• **Written request**
Repeat the listing in full. Nothing may be added or left out.
━━━━━ Dataset ━━━━━
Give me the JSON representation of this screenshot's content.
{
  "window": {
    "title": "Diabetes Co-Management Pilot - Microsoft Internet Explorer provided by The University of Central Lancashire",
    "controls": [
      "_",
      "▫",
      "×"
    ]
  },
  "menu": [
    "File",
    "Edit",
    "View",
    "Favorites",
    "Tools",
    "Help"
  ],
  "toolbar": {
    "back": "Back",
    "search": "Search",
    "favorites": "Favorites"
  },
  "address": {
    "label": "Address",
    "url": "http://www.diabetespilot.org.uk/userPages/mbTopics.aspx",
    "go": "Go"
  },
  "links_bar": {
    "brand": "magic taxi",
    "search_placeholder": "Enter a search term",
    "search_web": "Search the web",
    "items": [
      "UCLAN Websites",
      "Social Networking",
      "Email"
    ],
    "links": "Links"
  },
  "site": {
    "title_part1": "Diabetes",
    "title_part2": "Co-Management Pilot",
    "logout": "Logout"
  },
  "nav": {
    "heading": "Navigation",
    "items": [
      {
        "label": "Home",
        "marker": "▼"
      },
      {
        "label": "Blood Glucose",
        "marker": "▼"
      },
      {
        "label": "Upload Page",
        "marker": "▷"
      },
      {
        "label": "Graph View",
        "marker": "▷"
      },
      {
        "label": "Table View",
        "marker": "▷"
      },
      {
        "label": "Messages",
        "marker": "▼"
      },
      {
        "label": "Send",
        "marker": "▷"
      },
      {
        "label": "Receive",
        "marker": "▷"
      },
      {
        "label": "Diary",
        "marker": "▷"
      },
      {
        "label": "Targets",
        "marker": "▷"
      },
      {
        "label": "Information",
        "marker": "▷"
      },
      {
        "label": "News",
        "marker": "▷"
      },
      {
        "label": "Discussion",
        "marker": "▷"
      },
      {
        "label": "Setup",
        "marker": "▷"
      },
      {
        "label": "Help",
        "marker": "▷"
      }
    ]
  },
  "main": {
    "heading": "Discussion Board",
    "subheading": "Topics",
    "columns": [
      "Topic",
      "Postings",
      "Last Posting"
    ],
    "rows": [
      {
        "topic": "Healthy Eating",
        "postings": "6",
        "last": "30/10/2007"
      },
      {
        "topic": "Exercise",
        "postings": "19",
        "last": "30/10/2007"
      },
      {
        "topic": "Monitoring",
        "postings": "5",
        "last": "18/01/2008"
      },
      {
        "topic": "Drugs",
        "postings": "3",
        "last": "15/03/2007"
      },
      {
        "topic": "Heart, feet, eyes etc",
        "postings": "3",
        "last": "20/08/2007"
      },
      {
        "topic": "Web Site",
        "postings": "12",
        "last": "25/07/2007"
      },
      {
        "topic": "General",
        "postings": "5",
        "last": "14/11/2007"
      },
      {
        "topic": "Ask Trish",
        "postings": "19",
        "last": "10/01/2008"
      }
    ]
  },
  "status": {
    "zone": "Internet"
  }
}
━━━━━
• **Task response**
Give me the JSON representation of this screenshot's content.
{
  "window": {
    "title": "Diabetes Co-Management Pilot - Microsoft Internet Explorer provided by The University of Central Lancashire",
    "controls": [
      "_",
      "▫",
      "×"
    ]
  },
  "menu": [
    "File",
    "Edit",
    "View",
    "Favorites",
    "Tools",
    "Help"
  ],
  "toolbar": {
    "back": "Back",
    "search": "Search",
    "favorites": "Favorites"
  },
  "address": {
    "label": "Address",
    "url": "http://www.diabetespilot.org.uk/userPages/mbTopics.aspx",
    "go": "Go"
  },
  "links_bar": {
    "brand": "magic taxi",
    "search_placeholder": "Enter a search term",
    "search_web": "Search the web",
    "items": [
      "UCLAN Websites",
      "Social Networking",
      "Email"
    ],
    "links": "Links"
  },
  "site": {
    "title_part1": "Diabetes",
    "title_part2": "Co-Management Pilot",
    "logout": "Logout"
  },
  "nav": {
    "heading": "Navigation",
    "items": [
      {
        "label": "Home",
        "marker": "▼"
      },
      {
        "label": "Blood Glucose",
        "marker": "▼"
      },
      {
        "label": "Upload Page",
        "marker": "▷"
      },
      {
        "label": "Graph View",
        "marker": "▷"
      },
      {
        "label": "Table View",
        "marker": "▷"
      },
      {
        "label": "Messages",
        "marker": "▼"
      },
      {
        "label": "Send",
        "marker": "▷"
      },
      {
        "label": "Receive",
        "marker": "▷"
      },
      {
        "label": "Diary",
        "marker": "▷"
      },
      {
        "label": "Targets",
        "marker": "▷"
      },
      {
        "label": "Information",
        "marker": "▷"
      },
      {
        "label": "News",
        "marker": "▷"
      },
      {
        "label": "Discussion",
        "marker": "▷"
      },
      {
        "label": "Setup",
        "marker": "▷"
      },
      {
        "label": "Help",
        "marker": "▷"
      }
    ]
  },
  "main": {
    "heading": "Discussion Board",
    "subheading": "Topics",
    "columns": [
      "Topic",
      "Postings",
      "Last Posting"
    ],
    "rows": [
      {
        "topic": "Healthy Eating",
        "postings": "6",
        "last": "30/10/2007"
      },
      {
        "topic": "Exercise",
        "postings": "19",
        "last": "30/10/2007"
      },
      {
        "topic": "Monitoring",
        "postings": "5",
        "last": "18/01/2008"
      },
      {
        "topic": "Drugs",
        "postings": "3",
        "last": "15/03/2007"
      },
      {
        "topic": "Heart, feet, eyes etc",
        "postings": "3",
        "last": "20/08/2007"
      },
      {
        "topic": "Web Site",
        "postings": "12",
        "last": "25/07/2007"
      },
      {
        "topic": "General",
        "postings": "5",
        "last": "14/11/2007"
      },
      {
        "topic": "Ask Trish",
        "postings": "19",
        "last": "10/01/2008"
      }
    ]
  },
  "status": {
    "zone": "Internet"
  }
}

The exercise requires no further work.